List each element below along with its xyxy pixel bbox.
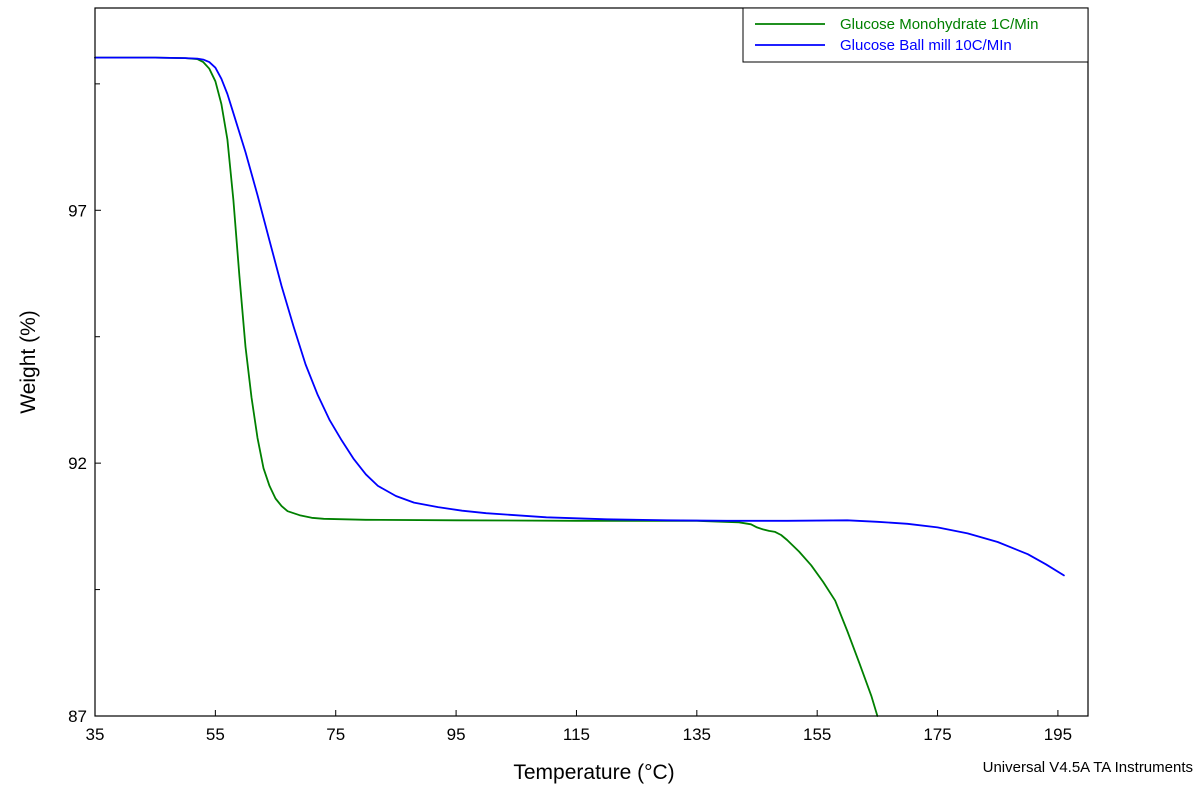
series-line-1 — [94, 56, 879, 717]
series-layer — [94, 56, 1065, 717]
y-tick-label: 97 — [68, 201, 87, 220]
x-tick-label: 115 — [563, 725, 590, 744]
x-tick-label: 195 — [1044, 725, 1072, 744]
x-tick-label: 175 — [923, 725, 951, 744]
series-line-2 — [94, 56, 1065, 577]
legend-label: Glucose Ball mill 10C/MIn — [840, 37, 1012, 54]
ticks-layer: 35 55 75 95 115 135 155 175 195 87 92 97 — [68, 83, 1072, 744]
x-tick-label: 35 — [86, 725, 105, 744]
x-tick-label: 95 — [447, 725, 466, 744]
x-tick-label: 75 — [326, 725, 345, 744]
x-tick-label: 55 — [206, 725, 225, 744]
x-tick-label: 135 — [683, 725, 711, 744]
x-axis-label: Temperature (°C) — [513, 761, 674, 784]
x-tick-label: 155 — [803, 725, 831, 744]
legend-box — [742, 7, 1089, 63]
y-axis-label: Weight (%) — [17, 310, 40, 413]
legend: Glucose Monohydrate 1C/Min Glucose Ball m… — [742, 7, 1089, 63]
plot-frame — [94, 7, 1089, 717]
software-credit: Universal V4.5A TA Instruments — [983, 759, 1193, 776]
legend-label: Glucose Monohydrate 1C/Min — [840, 16, 1038, 33]
y-tick-label: 87 — [68, 707, 87, 726]
y-tick-label: 92 — [68, 454, 87, 473]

■ **TASK DESCRIPTION**
Copy out the data above with every "x-tick-label" swapped for "horizontal-axis-tick" and everything else left unchanged. Leave out the picture.

■ **SOLUTION TO THIS TASK**
List each element below along with its xyxy pixel bbox.
series-line-1 — [94, 56, 879, 717]
series-layer — [94, 56, 1065, 717]
y-tick-label: 97 — [68, 201, 87, 220]
horizontal-axis-tick: 115 — [563, 725, 590, 744]
horizontal-axis-tick: 195 — [1044, 725, 1072, 744]
horizontal-axis-tick: 175 — [923, 725, 951, 744]
series-line-2 — [94, 56, 1065, 577]
legend-label: Glucose Ball mill 10C/MIn — [840, 37, 1012, 54]
ticks-layer: 35 55 75 95 115 135 155 175 195 87 92 97 — [68, 83, 1072, 744]
horizontal-axis-tick: 35 — [86, 725, 105, 744]
horizontal-axis-tick: 95 — [447, 725, 466, 744]
horizontal-axis-tick: 75 — [326, 725, 345, 744]
horizontal-axis-tick: 55 — [206, 725, 225, 744]
horizontal-axis-tick: 135 — [683, 725, 711, 744]
x-axis-label: Temperature (°C) — [513, 761, 674, 784]
horizontal-axis-tick: 155 — [803, 725, 831, 744]
legend-box — [742, 7, 1089, 63]
y-axis-label: Weight (%) — [17, 310, 40, 413]
legend: Glucose Monohydrate 1C/Min Glucose Ball m… — [742, 7, 1089, 63]
plot-frame — [94, 7, 1089, 717]
software-credit: Universal V4.5A TA Instruments — [983, 759, 1193, 776]
legend-label: Glucose Monohydrate 1C/Min — [840, 16, 1038, 33]
y-tick-label: 87 — [68, 707, 87, 726]
y-tick-label: 92 — [68, 454, 87, 473]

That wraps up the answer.